* Aim of the task
Copy each line with the word "economies" in it.
— Begin —
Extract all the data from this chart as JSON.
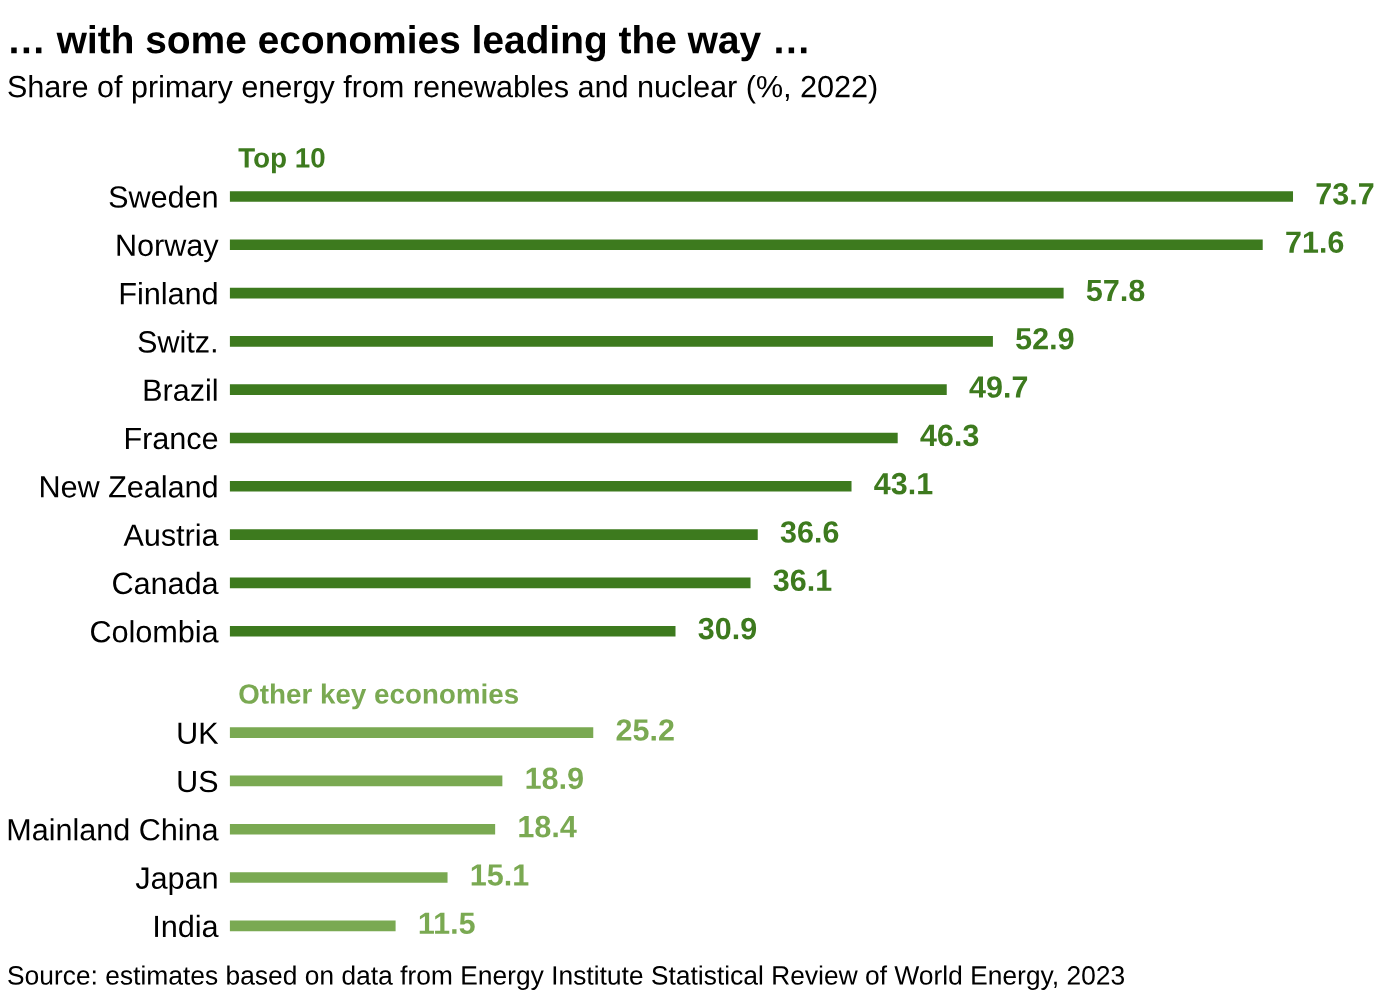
{
  "chart_data": {
    "type": "bar",
    "orientation": "horizontal",
    "title": "… with some economies leading the way …",
    "subtitle": "Share of primary energy from renewables and nuclear (%, 2022)",
    "categories": [
      "Sweden",
      "Norway",
      "Finland",
      "Switz.",
      "Brazil",
      "France",
      "New Zealand",
      "Austria",
      "Canada",
      "Colombia",
      "UK",
      "US",
      "Mainland China",
      "Japan",
      "India"
    ],
    "series": [
      {
        "name": "Top 10",
        "color": "#3d7a1e",
        "values": [
          73.7,
          71.6,
          57.8,
          52.9,
          49.7,
          46.3,
          43.1,
          36.6,
          36.1,
          30.9,
          null,
          null,
          null,
          null,
          null
        ]
      },
      {
        "name": "Other key economies",
        "color": "#7aa952",
        "values": [
          null,
          null,
          null,
          null,
          null,
          null,
          null,
          null,
          null,
          null,
          25.2,
          18.9,
          18.4,
          15.1,
          11.5
        ]
      }
    ],
    "data_labels": true,
    "grid": false,
    "legend": false,
    "annotations": [
      "Source: estimates based on data from Energy Institute Statistical Review of World Energy, 2023"
    ]
  }
}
— End —
* Answer in full
    "title": "… with some economies leading the way …",
        "name": "Other key economies",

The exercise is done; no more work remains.